Rows from a figure dataset:
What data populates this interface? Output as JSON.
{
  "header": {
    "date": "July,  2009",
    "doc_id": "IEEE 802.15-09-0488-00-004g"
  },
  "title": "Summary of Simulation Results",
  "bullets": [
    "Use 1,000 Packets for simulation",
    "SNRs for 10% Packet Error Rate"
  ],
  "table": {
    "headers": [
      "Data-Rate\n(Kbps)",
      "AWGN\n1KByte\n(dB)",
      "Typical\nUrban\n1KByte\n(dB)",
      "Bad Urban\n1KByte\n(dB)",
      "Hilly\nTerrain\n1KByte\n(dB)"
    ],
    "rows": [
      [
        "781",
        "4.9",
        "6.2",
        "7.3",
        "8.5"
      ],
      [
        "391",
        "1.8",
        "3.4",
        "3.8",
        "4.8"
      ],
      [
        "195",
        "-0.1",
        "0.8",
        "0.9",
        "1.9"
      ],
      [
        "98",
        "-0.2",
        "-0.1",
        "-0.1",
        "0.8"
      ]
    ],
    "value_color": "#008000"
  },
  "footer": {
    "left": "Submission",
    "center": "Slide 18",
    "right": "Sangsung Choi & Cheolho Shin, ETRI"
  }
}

> _What is required_
Transcribe every record above exactly as it appears.

> _Task answer_
What data populates this interface? Output as JSON.
{
  "header": {
    "date": "July,  2009",
    "doc_id": "IEEE 802.15-09-0488-00-004g"
  },
  "title": "Summary of Simulation Results",
  "bullets": [
    "Use 1,000 Packets for simulation",
    "SNRs for 10% Packet Error Rate"
  ],
  "table": {
    "headers": [
      "Data-Rate\n(Kbps)",
      "AWGN\n1KByte\n(dB)",
      "Typical\nUrban\n1KByte\n(dB)",
      "Bad Urban\n1KByte\n(dB)",
      "Hilly\nTerrain\n1KByte\n(dB)"
    ],
    "rows": [
      [
        "781",
        "4.9",
        "6.2",
        "7.3",
        "8.5"
      ],
      [
        "391",
        "1.8",
        "3.4",
        "3.8",
        "4.8"
      ],
      [
        "195",
        "-0.1",
        "0.8",
        "0.9",
        "1.9"
      ],
      [
        "98",
        "-0.2",
        "-0.1",
        "-0.1",
        "0.8"
      ]
    ],
    "value_color": "#008000"
  },
  "footer": {
    "left": "Submission",
    "center": "Slide 18",
    "right": "Sangsung Choi & Cheolho Shin, ETRI"
  }
}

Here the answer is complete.